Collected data
++++++++

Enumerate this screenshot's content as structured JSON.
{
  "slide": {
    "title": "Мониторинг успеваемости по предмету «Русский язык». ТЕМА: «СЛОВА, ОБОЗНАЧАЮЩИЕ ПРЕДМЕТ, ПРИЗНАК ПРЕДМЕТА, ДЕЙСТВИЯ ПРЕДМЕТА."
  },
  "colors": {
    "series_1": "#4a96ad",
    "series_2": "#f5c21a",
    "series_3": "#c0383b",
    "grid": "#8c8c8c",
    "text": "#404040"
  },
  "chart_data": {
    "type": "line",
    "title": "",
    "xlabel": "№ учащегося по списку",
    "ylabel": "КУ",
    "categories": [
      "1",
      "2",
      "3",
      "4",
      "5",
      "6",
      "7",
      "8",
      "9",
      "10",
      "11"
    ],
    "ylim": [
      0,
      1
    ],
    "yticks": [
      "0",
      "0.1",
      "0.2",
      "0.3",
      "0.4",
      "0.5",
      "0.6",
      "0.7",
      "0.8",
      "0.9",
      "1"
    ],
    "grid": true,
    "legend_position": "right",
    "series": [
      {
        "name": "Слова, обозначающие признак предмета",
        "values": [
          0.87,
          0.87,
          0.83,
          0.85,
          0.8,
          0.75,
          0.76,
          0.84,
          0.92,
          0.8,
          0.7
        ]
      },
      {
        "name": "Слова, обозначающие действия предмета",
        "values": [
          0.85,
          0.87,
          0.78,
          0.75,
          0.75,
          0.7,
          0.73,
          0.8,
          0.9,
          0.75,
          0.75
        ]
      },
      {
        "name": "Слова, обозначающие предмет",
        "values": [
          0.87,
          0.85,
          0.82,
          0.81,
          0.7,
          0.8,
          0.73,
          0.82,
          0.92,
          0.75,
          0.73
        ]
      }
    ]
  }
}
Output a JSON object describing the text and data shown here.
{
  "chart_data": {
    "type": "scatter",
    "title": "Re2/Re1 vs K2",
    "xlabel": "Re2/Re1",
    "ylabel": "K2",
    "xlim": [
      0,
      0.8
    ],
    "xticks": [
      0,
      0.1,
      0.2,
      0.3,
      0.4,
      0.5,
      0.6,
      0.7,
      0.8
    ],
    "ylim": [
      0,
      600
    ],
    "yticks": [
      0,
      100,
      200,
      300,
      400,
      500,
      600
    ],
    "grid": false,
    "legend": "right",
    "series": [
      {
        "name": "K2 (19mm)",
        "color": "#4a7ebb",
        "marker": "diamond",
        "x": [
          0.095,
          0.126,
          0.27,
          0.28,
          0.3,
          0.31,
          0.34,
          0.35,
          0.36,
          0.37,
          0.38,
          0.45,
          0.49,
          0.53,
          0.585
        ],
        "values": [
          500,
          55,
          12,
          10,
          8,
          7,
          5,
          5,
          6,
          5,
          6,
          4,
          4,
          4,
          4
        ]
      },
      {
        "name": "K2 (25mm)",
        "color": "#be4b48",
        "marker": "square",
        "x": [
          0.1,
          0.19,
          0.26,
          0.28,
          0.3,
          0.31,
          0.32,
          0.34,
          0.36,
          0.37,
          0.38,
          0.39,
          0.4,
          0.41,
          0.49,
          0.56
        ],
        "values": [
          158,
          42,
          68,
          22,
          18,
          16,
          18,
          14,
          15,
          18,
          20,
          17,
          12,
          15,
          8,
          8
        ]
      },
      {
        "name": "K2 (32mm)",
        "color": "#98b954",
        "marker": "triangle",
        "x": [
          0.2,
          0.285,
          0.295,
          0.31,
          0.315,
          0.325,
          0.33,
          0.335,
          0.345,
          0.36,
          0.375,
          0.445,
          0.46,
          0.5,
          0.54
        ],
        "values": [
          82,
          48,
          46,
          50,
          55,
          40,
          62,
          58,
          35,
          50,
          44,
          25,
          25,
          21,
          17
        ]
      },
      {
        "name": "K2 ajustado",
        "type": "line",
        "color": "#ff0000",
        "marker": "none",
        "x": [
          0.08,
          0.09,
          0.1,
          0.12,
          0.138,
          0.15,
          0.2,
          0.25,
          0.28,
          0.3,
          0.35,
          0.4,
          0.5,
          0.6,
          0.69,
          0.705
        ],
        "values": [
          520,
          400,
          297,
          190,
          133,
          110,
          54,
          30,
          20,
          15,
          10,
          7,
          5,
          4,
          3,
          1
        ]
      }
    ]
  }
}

++++++++

## Problem
Reproduce the full listing exactly.

## Worked answer
Enumerate this screenshot's content as structured JSON.
{
  "slide": {
    "title": "Мониторинг успеваемости по предмету «Русский язык». ТЕМА: «СЛОВА, ОБОЗНАЧАЮЩИЕ ПРЕДМЕТ, ПРИЗНАК ПРЕДМЕТА, ДЕЙСТВИЯ ПРЕДМЕТА."
  },
  "colors": {
    "series_1": "#4a96ad",
    "series_2": "#f5c21a",
    "series_3": "#c0383b",
    "grid": "#8c8c8c",
    "text": "#404040"
  },
  "chart_data": {
    "type": "line",
    "title": "",
    "xlabel": "№ учащегося по списку",
    "ylabel": "КУ",
    "categories": [
      "1",
      "2",
      "3",
      "4",
      "5",
      "6",
      "7",
      "8",
      "9",
      "10",
      "11"
    ],
    "ylim": [
      0,
      1
    ],
    "yticks": [
      "0",
      "0.1",
      "0.2",
      "0.3",
      "0.4",
      "0.5",
      "0.6",
      "0.7",
      "0.8",
      "0.9",
      "1"
    ],
    "grid": true,
    "legend_position": "right",
    "series": [
      {
        "name": "Слова, обозначающие признак предмета",
        "values": [
          0.87,
          0.87,
          0.83,
          0.85,
          0.8,
          0.75,
          0.76,
          0.84,
          0.92,
          0.8,
          0.7
        ]
      },
      {
        "name": "Слова, обозначающие действия предмета",
        "values": [
          0.85,
          0.87,
          0.78,
          0.75,
          0.75,
          0.7,
          0.73,
          0.8,
          0.9,
          0.75,
          0.75
        ]
      },
      {
        "name": "Слова, обозначающие предмет",
        "values": [
          0.87,
          0.85,
          0.82,
          0.81,
          0.7,
          0.8,
          0.73,
          0.82,
          0.92,
          0.75,
          0.73
        ]
      }
    ]
  }
}
Output a JSON object describing the text and data shown here.
{
  "chart_data": {
    "type": "scatter",
    "title": "Re2/Re1 vs K2",
    "xlabel": "Re2/Re1",
    "ylabel": "K2",
    "xlim": [
      0,
      0.8
    ],
    "xticks": [
      0,
      0.1,
      0.2,
      0.3,
      0.4,
      0.5,
      0.6,
      0.7,
      0.8
    ],
    "ylim": [
      0,
      600
    ],
    "yticks": [
      0,
      100,
      200,
      300,
      400,
      500,
      600
    ],
    "grid": false,
    "legend": "right",
    "series": [
      {
        "name": "K2 (19mm)",
        "color": "#4a7ebb",
        "marker": "diamond",
        "x": [
          0.095,
          0.126,
          0.27,
          0.28,
          0.3,
          0.31,
          0.34,
          0.35,
          0.36,
          0.37,
          0.38,
          0.45,
          0.49,
          0.53,
          0.585
        ],
        "values": [
          500,
          55,
          12,
          10,
          8,
          7,
          5,
          5,
          6,
          5,
          6,
          4,
          4,
          4,
          4
        ]
      },
      {
        "name": "K2 (25mm)",
        "color": "#be4b48",
        "marker": "square",
        "x": [
          0.1,
          0.19,
          0.26,
          0.28,
          0.3,
          0.31,
          0.32,
          0.34,
          0.36,
          0.37,
          0.38,
          0.39,
          0.4,
          0.41,
          0.49,
          0.56
        ],
        "values": [
          158,
          42,
          68,
          22,
          18,
          16,
          18,
          14,
          15,
          18,
          20,
          17,
          12,
          15,
          8,
          8
        ]
      },
      {
        "name": "K2 (32mm)",
        "color": "#98b954",
        "marker": "triangle",
        "x": [
          0.2,
          0.285,
          0.295,
          0.31,
          0.315,
          0.325,
          0.33,
          0.335,
          0.345,
          0.36,
          0.375,
          0.445,
          0.46,
          0.5,
          0.54
        ],
        "values": [
          82,
          48,
          46,
          50,
          55,
          40,
          62,
          58,
          35,
          50,
          44,
          25,
          25,
          21,
          17
        ]
      },
      {
        "name": "K2 ajustado",
        "type": "line",
        "color": "#ff0000",
        "marker": "none",
        "x": [
          0.08,
          0.09,
          0.1,
          0.12,
          0.138,
          0.15,
          0.2,
          0.25,
          0.28,
          0.3,
          0.35,
          0.4,
          0.5,
          0.6,
          0.69,
          0.705
        ],
        "values": [
          520,
          400,
          297,
          190,
          133,
          110,
          54,
          30,
          20,
          15,
          10,
          7,
          5,
          4,
          3,
          1
        ]
      }
    ]
  }
}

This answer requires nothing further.